* Short problem
Return the lines below exactly, starting with the line that contains "Enumerate this screenshot's" and stopping after the last line.

* Provided records
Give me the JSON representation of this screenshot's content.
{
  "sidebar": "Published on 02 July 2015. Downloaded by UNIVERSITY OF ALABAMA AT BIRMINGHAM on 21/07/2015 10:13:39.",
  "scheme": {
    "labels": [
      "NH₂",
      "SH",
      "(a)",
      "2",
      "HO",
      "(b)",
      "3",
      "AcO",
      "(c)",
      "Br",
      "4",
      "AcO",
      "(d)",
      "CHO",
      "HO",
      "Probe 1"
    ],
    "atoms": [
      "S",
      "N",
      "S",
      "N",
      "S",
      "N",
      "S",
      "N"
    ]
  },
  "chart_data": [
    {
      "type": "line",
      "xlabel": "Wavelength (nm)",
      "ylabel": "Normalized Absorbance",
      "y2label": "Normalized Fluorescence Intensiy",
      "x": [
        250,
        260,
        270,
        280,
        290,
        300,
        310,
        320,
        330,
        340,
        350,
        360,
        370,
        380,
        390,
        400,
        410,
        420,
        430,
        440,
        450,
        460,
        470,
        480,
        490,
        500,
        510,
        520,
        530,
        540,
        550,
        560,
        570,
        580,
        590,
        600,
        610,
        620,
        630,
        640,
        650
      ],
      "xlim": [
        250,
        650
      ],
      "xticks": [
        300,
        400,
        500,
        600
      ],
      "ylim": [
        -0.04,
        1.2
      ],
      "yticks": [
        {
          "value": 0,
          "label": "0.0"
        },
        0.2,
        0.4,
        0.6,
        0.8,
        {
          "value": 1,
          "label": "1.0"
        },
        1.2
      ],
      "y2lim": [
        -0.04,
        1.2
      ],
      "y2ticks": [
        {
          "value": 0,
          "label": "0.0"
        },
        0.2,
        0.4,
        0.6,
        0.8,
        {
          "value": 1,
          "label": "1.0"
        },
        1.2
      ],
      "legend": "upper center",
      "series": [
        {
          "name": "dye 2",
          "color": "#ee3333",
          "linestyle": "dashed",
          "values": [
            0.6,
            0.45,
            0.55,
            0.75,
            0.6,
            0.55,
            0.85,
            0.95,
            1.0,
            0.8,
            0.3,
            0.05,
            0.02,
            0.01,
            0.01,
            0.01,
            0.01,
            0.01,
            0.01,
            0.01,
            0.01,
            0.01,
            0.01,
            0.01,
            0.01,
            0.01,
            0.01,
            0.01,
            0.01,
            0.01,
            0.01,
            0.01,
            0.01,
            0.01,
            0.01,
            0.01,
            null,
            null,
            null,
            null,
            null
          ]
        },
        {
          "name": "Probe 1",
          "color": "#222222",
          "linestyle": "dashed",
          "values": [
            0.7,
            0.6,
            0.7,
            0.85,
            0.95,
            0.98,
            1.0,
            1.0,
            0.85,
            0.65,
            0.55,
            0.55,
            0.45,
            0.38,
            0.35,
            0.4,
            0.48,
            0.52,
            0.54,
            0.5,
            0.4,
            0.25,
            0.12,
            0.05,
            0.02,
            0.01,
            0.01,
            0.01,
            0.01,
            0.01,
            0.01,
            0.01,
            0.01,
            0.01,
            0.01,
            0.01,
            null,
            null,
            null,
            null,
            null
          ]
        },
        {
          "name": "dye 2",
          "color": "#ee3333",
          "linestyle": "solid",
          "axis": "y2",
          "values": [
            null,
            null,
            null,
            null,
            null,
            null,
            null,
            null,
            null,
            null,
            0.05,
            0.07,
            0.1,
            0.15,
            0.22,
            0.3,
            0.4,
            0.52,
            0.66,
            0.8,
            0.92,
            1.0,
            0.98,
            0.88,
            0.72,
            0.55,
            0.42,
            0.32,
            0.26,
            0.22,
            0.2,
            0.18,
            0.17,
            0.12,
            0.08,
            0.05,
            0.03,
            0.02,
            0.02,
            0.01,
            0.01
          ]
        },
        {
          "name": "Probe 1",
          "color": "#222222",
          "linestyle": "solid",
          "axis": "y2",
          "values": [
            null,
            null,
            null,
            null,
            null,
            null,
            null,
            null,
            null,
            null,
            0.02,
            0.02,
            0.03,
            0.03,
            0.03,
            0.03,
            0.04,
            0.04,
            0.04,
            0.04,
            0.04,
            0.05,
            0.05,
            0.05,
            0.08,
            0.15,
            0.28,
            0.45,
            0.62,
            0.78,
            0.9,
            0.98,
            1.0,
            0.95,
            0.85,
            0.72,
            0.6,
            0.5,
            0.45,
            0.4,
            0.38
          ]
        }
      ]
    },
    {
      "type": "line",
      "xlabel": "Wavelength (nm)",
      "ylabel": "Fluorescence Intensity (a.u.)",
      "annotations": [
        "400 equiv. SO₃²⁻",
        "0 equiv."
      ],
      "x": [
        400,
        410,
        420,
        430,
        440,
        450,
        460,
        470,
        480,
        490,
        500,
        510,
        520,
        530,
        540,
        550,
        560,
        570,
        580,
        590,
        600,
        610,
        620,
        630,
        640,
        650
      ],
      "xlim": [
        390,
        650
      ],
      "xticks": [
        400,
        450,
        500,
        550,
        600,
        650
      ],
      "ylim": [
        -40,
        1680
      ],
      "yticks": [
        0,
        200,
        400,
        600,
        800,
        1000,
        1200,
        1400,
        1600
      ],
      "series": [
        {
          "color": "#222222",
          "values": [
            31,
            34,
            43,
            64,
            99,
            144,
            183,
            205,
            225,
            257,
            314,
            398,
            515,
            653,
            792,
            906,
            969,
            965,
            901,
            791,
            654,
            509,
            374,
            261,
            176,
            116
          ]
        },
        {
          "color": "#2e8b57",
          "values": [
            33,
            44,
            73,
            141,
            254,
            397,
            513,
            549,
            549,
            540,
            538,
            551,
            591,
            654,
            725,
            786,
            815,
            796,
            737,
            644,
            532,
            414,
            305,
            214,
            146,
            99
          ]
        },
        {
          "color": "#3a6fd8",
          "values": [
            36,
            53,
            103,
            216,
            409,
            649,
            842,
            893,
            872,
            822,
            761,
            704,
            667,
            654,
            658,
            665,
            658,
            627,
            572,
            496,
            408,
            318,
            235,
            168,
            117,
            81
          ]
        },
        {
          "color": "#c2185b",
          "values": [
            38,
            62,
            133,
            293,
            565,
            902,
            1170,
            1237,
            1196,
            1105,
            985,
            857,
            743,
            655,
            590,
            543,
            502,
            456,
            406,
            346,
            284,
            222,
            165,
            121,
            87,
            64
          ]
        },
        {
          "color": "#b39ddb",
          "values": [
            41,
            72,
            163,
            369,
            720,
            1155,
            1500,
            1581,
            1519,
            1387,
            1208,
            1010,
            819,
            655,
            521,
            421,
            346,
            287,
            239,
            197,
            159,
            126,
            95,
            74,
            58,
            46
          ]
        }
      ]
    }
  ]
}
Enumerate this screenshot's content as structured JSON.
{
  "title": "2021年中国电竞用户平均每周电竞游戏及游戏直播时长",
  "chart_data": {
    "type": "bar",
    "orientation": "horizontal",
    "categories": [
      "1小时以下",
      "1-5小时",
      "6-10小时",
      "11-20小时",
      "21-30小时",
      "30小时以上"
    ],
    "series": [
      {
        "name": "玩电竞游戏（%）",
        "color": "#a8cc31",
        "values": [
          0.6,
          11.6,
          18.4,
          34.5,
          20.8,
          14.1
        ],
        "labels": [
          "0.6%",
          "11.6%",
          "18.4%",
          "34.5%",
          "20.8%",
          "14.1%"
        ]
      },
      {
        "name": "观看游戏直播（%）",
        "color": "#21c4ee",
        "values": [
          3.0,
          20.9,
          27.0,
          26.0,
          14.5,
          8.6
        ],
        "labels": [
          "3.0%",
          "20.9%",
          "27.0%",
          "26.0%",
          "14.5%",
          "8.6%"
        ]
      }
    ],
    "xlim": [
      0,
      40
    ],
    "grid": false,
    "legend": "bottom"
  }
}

* Written solution
Enumerate this screenshot's content as structured JSON.
{
  "title": "2021年中国电竞用户平均每周电竞游戏及游戏直播时长",
  "chart_data": {
    "type": "bar",
    "orientation": "horizontal",
    "categories": [
      "1小时以下",
      "1-5小时",
      "6-10小时",
      "11-20小时",
      "21-30小时",
      "30小时以上"
    ],
    "series": [
      {
        "name": "玩电竞游戏（%）",
        "color": "#a8cc31",
        "values": [
          0.6,
          11.6,
          18.4,
          34.5,
          20.8,
          14.1
        ],
        "labels": [
          "0.6%",
          "11.6%",
          "18.4%",
          "34.5%",
          "20.8%",
          "14.1%"
        ]
      },
      {
        "name": "观看游戏直播（%）",
        "color": "#21c4ee",
        "values": [
          3.0,
          20.9,
          27.0,
          26.0,
          14.5,
          8.6
        ],
        "labels": [
          "3.0%",
          "20.9%",
          "27.0%",
          "26.0%",
          "14.5%",
          "8.6%"
        ]
      }
    ],
    "xlim": [
      0,
      40
    ],
    "grid": false,
    "legend": "bottom"
  }
}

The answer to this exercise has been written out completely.